> **What is being asked**
In the listing below, locate the lines bearing the word "quấn". Copy every one of them.

> **Dataset items**
>> BEGIN

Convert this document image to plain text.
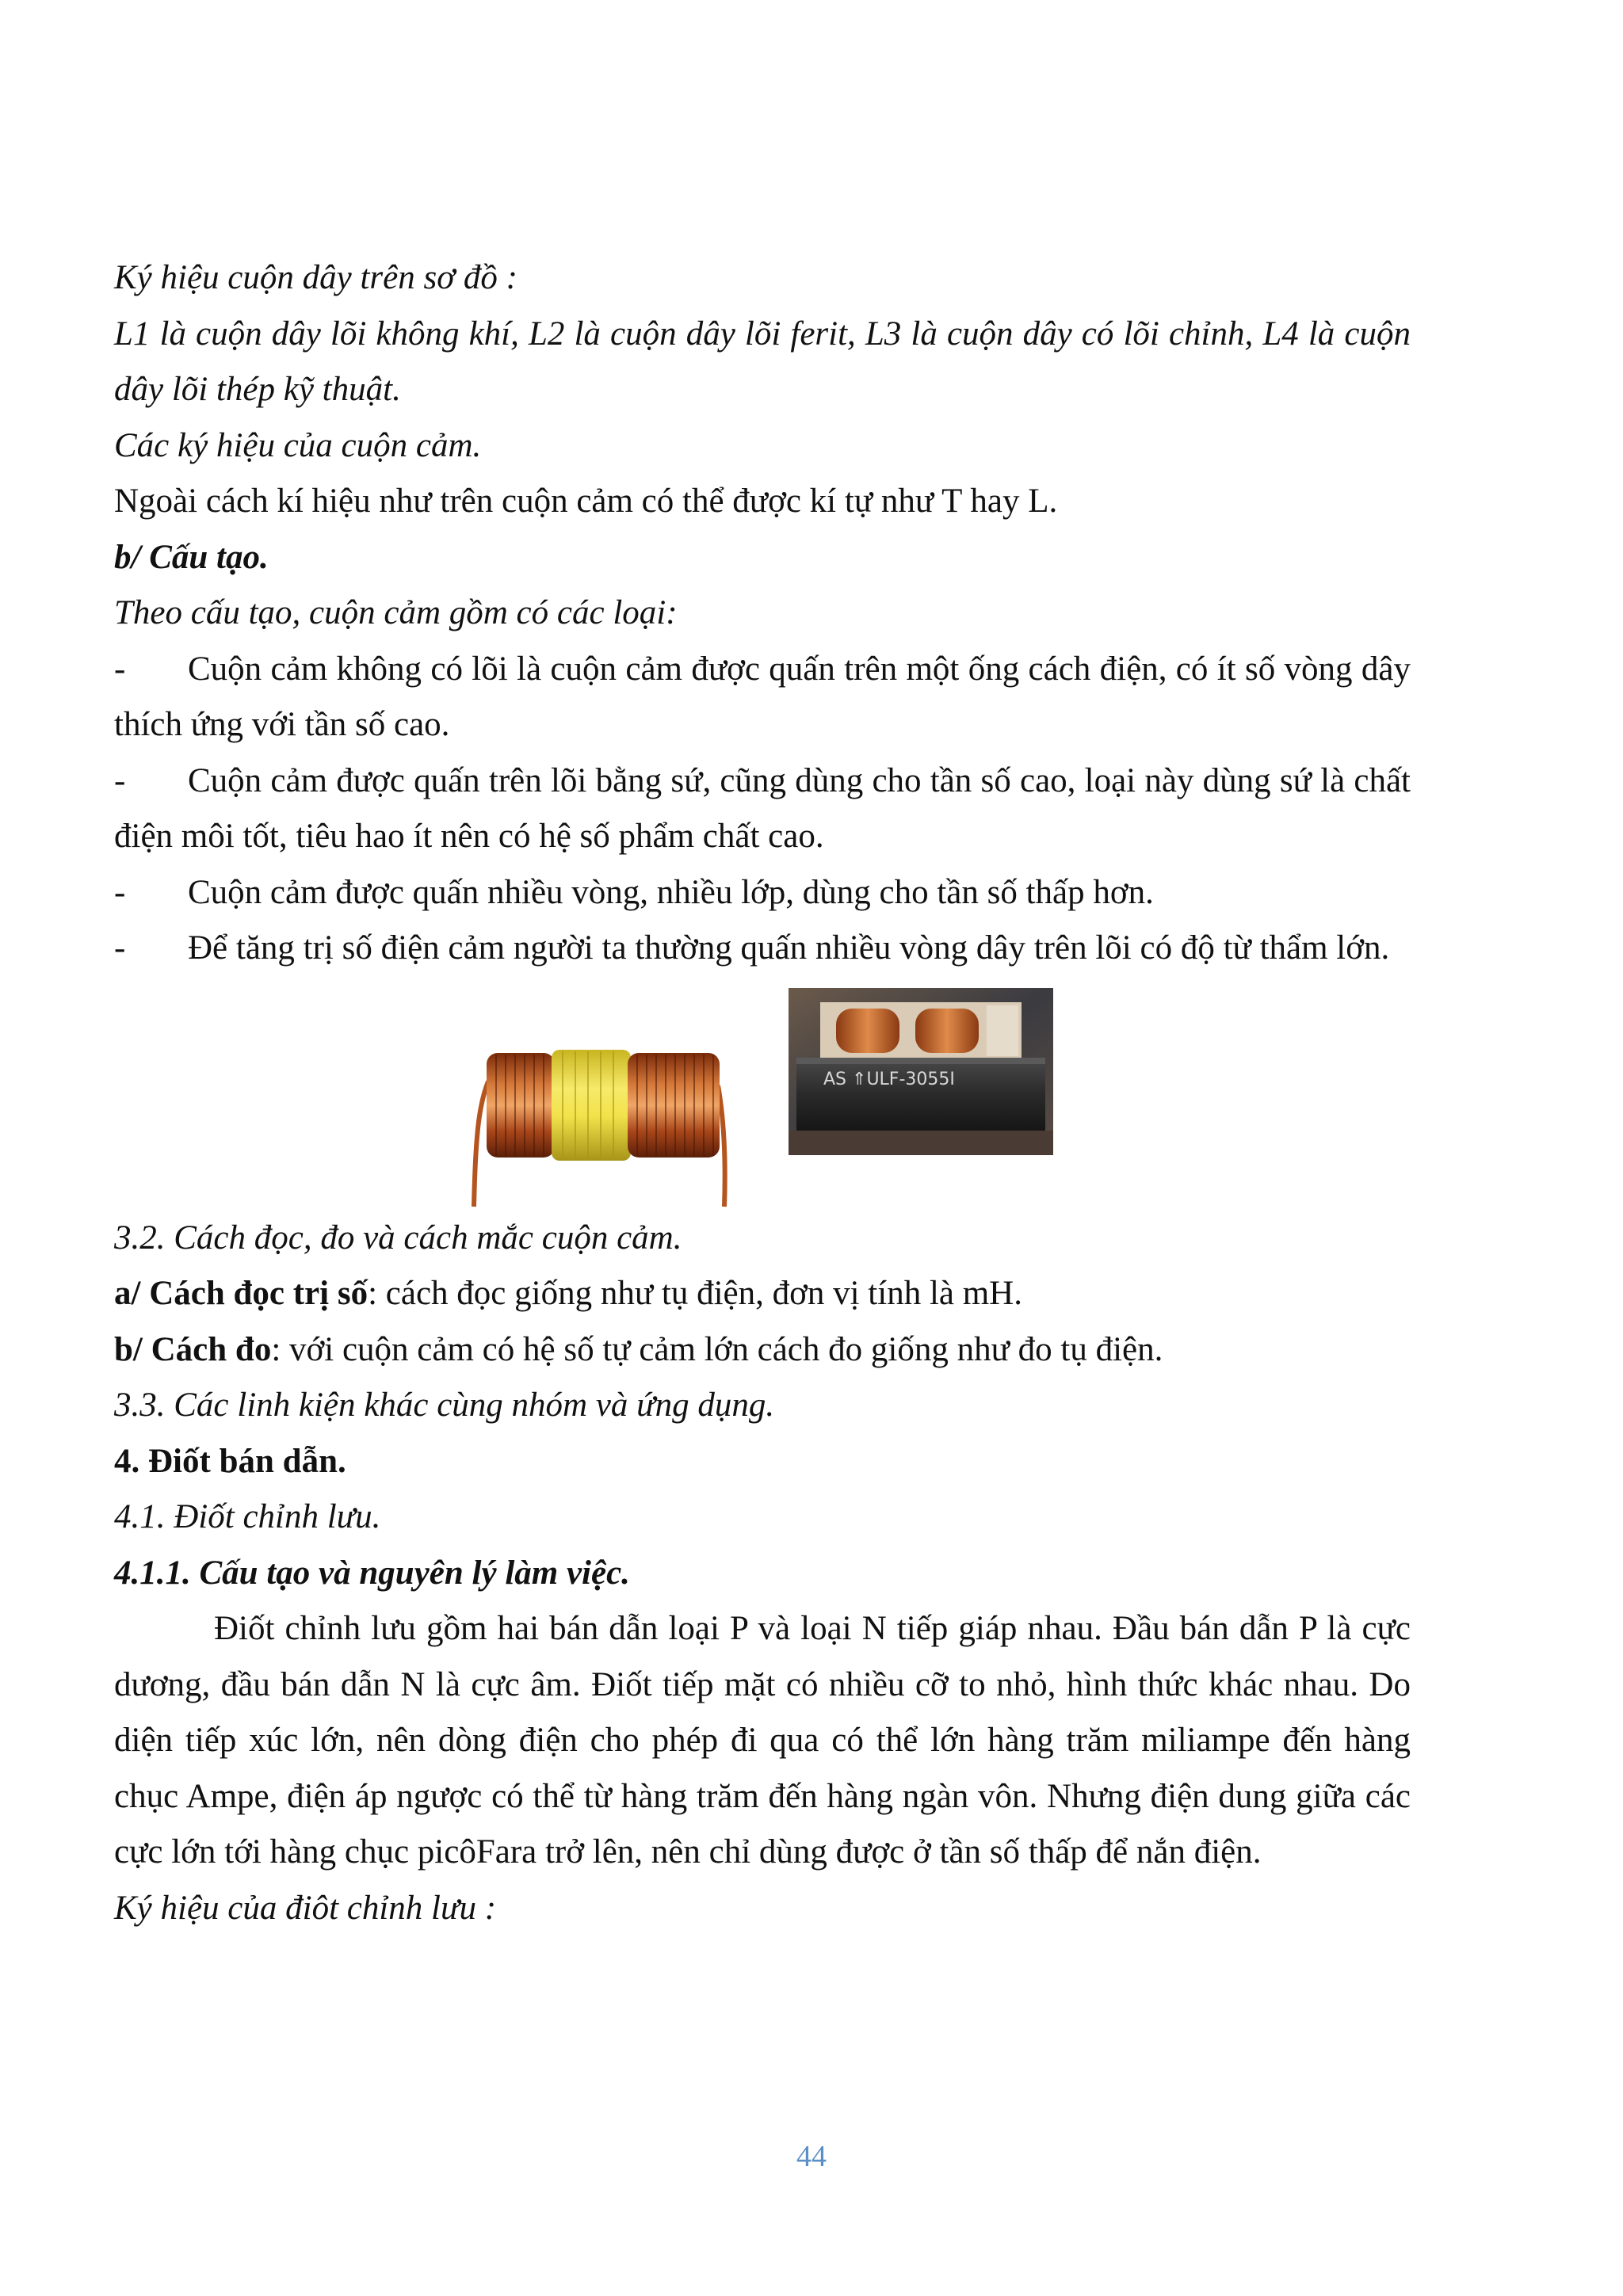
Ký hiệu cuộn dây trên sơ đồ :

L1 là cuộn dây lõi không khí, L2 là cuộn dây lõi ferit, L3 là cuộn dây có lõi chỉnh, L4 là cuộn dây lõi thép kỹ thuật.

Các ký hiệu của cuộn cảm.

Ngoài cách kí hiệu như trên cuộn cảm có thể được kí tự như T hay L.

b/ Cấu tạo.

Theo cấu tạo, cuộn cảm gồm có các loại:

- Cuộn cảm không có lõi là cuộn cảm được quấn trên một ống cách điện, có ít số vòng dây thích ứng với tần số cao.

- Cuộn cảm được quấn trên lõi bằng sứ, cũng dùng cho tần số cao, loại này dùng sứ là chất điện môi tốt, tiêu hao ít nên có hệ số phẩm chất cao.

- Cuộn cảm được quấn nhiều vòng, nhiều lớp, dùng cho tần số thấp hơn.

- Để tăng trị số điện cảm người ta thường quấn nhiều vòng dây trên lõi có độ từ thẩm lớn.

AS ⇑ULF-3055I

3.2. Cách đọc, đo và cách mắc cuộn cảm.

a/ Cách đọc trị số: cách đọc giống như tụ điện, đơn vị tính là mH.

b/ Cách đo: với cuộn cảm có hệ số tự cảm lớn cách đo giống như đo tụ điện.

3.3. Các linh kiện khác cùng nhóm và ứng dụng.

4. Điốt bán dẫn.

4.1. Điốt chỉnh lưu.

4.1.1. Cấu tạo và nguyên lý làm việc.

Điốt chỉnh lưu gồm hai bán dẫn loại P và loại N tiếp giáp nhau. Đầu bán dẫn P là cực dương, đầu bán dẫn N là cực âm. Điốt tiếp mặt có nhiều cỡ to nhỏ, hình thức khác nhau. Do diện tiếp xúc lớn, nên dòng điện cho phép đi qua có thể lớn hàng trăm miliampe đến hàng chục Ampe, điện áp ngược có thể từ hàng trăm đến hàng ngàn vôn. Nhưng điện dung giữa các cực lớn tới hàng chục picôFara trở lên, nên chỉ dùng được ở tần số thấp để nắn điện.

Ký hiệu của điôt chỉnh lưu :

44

>> END
>> BEGIN

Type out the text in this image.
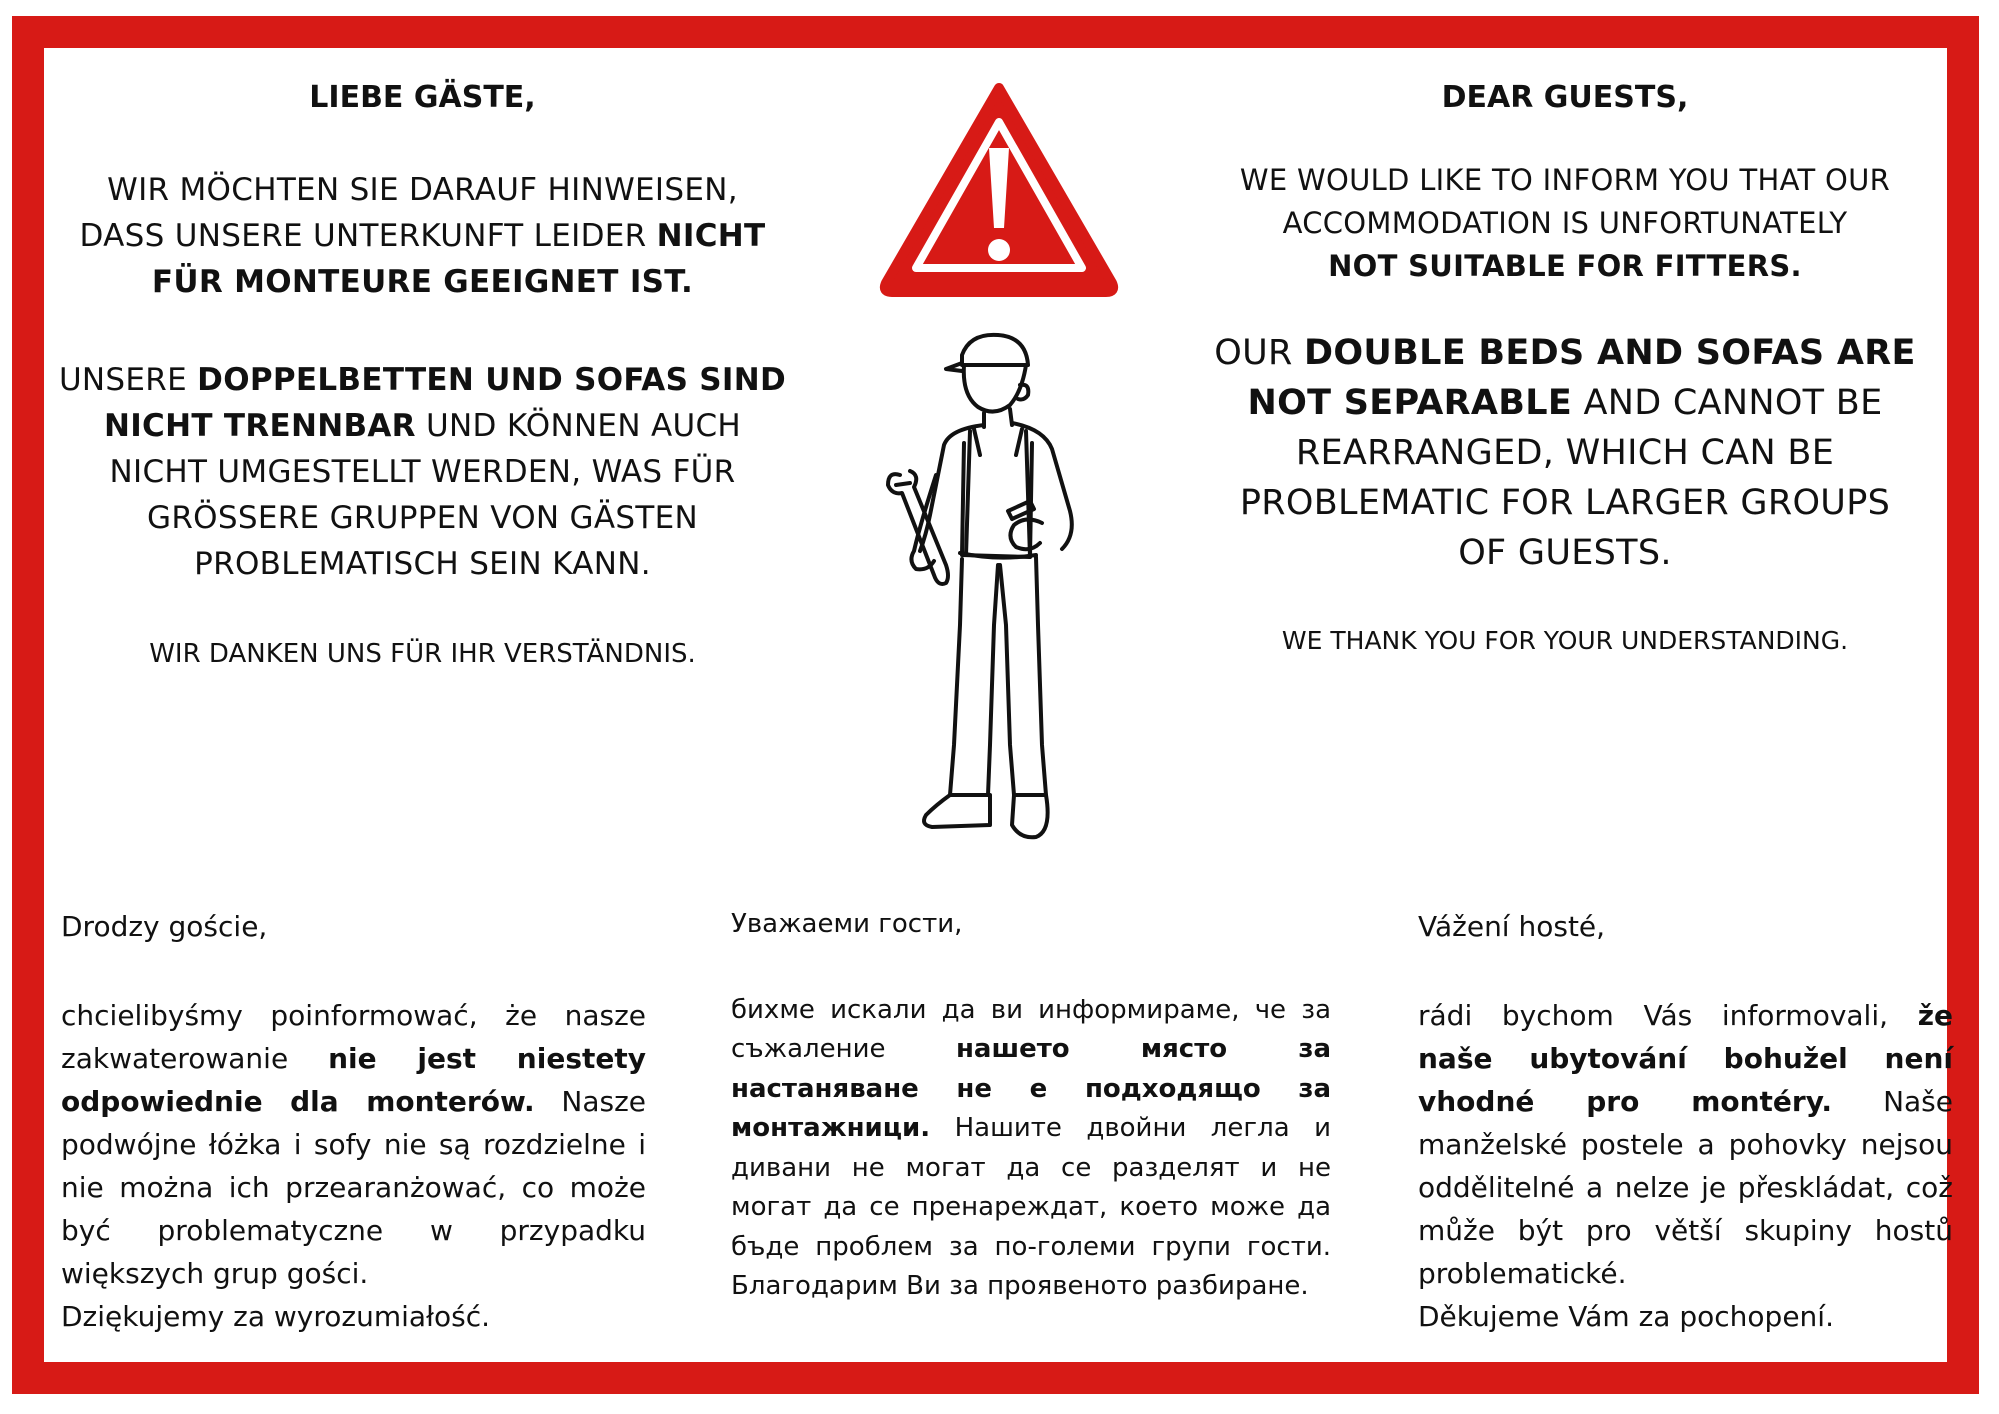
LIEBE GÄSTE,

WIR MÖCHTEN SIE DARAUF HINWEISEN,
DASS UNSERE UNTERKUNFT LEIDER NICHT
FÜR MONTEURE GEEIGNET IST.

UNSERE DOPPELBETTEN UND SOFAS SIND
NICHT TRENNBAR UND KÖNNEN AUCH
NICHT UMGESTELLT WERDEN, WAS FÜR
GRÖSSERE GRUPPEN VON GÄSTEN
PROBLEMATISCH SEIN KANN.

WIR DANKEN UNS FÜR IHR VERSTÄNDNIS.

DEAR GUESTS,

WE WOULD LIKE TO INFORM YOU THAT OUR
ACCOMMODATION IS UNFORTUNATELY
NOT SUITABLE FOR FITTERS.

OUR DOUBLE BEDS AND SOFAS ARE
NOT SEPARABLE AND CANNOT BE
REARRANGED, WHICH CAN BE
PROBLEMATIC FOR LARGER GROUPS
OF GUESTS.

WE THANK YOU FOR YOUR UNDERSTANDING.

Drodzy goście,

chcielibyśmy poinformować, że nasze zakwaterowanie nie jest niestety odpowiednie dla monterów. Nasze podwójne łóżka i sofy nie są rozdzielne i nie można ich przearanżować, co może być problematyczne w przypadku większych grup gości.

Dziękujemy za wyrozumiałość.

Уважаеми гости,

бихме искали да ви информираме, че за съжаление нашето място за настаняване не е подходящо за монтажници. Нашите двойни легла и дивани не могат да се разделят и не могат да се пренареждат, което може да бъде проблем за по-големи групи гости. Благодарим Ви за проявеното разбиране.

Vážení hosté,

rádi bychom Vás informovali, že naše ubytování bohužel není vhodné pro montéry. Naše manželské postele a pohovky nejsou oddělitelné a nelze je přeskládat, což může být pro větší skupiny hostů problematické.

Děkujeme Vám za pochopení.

>> END

> **Task answer**
- Cuộn cảm không có lõi là cuộn cảm được quấn trên một ống cách điện, có ít số vòng dây thích ứng với tần số cao.
- Cuộn cảm được quấn trên lõi bằng sứ, cũng dùng cho tần số cao, loại này dùng sứ là chất điện môi tốt, tiêu hao ít nên có hệ số phẩm chất cao.
- Cuộn cảm được quấn nhiều vòng, nhiều lớp, dùng cho tần số thấp hơn.
- Để tăng trị số điện cảm người ta thường quấn nhiều vòng dây trên lõi có độ từ thẩm lớn.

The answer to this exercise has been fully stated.